* _REQUIREMENT_
Copy out the data below word for word, from its very first line through the line containing "price-badge-2718: 2.718 [1485,487,1518,502]", including both of those lines.

========

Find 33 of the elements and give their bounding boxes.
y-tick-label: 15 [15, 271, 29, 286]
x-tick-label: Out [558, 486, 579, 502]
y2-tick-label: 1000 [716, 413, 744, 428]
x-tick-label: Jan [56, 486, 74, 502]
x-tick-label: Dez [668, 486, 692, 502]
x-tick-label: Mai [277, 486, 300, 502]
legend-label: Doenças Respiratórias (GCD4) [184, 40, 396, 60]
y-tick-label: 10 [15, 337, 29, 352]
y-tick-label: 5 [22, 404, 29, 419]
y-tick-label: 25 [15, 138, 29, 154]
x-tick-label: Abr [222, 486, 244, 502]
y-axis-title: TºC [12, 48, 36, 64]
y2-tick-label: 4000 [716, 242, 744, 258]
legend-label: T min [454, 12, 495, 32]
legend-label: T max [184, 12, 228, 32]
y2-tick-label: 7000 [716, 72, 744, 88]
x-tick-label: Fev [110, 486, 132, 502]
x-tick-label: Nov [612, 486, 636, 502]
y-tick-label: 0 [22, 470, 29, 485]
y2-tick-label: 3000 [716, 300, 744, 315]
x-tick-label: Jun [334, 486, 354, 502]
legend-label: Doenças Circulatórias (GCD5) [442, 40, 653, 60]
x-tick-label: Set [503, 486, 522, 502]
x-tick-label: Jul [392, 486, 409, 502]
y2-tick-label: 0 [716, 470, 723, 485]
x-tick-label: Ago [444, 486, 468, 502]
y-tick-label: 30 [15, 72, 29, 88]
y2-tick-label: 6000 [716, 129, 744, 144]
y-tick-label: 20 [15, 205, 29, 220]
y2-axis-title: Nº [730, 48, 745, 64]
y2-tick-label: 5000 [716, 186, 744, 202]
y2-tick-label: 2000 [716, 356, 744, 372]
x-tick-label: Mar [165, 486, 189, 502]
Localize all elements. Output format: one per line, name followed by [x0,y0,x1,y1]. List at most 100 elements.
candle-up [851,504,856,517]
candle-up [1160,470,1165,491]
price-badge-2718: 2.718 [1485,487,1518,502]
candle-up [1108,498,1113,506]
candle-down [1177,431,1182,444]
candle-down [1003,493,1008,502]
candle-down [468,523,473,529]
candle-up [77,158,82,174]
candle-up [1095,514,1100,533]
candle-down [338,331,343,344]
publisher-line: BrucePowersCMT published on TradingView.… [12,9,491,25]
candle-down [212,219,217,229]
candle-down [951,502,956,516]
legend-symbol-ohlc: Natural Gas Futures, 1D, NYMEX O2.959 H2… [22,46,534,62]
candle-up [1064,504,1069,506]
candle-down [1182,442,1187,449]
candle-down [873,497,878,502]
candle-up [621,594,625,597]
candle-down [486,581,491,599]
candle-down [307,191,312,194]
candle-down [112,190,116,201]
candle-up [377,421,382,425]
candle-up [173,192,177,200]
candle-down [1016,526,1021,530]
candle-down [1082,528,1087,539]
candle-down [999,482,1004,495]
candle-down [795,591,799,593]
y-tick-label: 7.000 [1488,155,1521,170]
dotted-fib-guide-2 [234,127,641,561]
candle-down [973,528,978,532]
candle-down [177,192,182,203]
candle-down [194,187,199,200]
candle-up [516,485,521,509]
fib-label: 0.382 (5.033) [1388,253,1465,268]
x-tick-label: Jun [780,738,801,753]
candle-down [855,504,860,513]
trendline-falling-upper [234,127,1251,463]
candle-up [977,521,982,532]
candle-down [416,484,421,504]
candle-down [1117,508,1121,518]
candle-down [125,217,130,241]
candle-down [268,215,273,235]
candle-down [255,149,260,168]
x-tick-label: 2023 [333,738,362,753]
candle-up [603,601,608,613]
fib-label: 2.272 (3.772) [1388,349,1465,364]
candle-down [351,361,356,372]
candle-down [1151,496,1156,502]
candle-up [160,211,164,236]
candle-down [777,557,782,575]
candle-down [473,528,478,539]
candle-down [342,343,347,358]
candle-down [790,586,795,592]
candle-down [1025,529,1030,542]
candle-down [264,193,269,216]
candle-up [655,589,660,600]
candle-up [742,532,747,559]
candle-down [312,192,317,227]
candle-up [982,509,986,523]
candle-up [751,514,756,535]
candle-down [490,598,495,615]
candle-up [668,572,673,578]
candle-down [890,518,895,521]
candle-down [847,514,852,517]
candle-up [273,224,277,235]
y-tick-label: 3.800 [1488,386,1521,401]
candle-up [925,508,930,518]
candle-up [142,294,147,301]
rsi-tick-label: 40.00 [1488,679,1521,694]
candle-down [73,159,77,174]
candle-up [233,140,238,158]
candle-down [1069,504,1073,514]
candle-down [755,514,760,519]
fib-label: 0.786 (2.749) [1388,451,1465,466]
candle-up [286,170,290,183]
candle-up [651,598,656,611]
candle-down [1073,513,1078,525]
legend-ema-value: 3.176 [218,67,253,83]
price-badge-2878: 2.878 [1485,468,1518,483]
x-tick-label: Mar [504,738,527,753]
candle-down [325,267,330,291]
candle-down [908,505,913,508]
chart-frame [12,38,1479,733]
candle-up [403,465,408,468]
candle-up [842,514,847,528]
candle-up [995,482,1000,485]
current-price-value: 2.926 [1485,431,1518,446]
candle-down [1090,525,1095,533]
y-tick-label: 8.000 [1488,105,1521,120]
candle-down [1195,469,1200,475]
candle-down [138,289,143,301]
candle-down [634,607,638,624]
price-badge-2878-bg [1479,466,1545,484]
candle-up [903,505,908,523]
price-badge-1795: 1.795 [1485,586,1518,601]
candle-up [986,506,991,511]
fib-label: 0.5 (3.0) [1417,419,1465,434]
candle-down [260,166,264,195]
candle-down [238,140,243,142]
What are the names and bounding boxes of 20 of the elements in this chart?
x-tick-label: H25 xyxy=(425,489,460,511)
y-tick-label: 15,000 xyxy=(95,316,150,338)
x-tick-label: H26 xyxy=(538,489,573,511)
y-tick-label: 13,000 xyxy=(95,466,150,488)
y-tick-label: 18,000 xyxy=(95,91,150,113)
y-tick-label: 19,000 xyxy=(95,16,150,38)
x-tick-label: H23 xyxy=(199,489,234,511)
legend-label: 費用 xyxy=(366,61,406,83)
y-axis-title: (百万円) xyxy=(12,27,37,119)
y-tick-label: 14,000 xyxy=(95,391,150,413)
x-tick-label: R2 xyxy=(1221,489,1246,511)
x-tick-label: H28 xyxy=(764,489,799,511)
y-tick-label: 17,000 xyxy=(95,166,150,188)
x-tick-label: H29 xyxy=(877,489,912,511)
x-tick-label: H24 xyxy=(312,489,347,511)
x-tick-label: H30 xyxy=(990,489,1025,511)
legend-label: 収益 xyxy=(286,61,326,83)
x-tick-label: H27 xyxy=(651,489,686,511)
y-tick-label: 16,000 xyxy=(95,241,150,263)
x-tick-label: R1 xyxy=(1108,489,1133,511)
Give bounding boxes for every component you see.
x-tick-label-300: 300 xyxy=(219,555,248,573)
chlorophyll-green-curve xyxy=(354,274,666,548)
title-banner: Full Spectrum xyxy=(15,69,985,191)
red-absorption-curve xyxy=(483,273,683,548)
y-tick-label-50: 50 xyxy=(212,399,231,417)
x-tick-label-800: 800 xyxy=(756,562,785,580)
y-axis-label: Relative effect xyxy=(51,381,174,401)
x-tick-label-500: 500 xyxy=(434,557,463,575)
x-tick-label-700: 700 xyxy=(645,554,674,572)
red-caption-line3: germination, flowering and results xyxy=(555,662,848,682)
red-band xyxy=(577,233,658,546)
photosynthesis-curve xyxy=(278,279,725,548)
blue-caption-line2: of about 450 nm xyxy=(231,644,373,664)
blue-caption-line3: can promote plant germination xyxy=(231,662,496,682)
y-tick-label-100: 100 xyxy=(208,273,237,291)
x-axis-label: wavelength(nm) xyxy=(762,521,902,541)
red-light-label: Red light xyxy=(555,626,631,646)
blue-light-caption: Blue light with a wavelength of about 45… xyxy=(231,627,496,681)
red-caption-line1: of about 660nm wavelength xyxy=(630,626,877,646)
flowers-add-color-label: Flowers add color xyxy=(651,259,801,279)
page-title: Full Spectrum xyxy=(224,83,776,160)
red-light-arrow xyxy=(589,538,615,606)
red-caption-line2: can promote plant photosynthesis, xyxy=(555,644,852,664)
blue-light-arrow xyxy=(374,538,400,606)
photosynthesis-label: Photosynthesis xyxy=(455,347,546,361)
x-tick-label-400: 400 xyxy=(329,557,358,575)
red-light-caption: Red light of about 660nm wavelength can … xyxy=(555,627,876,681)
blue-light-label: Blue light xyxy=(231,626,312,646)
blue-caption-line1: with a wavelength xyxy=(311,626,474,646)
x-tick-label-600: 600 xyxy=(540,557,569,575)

========

* _RESPONSE TO THE EXERCISE_
Find 33 of the elements and give their bounding boxes.
y-tick-label: 15 [15, 271, 29, 286]
x-tick-label: Out [558, 486, 579, 502]
y2-tick-label: 1000 [716, 413, 744, 428]
x-tick-label: Jan [56, 486, 74, 502]
x-tick-label: Dez [668, 486, 692, 502]
x-tick-label: Mai [277, 486, 300, 502]
legend-label: Doenças Respiratórias (GCD4) [184, 40, 396, 60]
y-tick-label: 10 [15, 337, 29, 352]
y-tick-label: 5 [22, 404, 29, 419]
y-tick-label: 25 [15, 138, 29, 154]
x-tick-label: Abr [222, 486, 244, 502]
y-axis-title: TºC [12, 48, 36, 64]
y2-tick-label: 4000 [716, 242, 744, 258]
legend-label: T min [454, 12, 495, 32]
legend-label: T max [184, 12, 228, 32]
y2-tick-label: 7000 [716, 72, 744, 88]
x-tick-label: Fev [110, 486, 132, 502]
x-tick-label: Nov [612, 486, 636, 502]
y-tick-label: 0 [22, 470, 29, 485]
y2-tick-label: 3000 [716, 300, 744, 315]
x-tick-label: Jun [334, 486, 354, 502]
legend-label: Doenças Circulatórias (GCD5) [442, 40, 653, 60]
x-tick-label: Set [503, 486, 522, 502]
x-tick-label: Jul [392, 486, 409, 502]
y2-tick-label: 0 [716, 470, 723, 485]
x-tick-label: Ago [444, 486, 468, 502]
y-tick-label: 30 [15, 72, 29, 88]
y2-tick-label: 6000 [716, 129, 744, 144]
y-tick-label: 20 [15, 205, 29, 220]
y2-axis-title: Nº [730, 48, 745, 64]
y2-tick-label: 5000 [716, 186, 744, 202]
y2-tick-label: 2000 [716, 356, 744, 372]
x-tick-label: Mar [165, 486, 189, 502]
Localize all elements. Output format: one per line, name followed by [x0,y0,x1,y1]. List at most 100 elements.
candle-up [851,504,856,517]
candle-up [1160,470,1165,491]
price-badge-2718: 2.718 [1485,487,1518,502]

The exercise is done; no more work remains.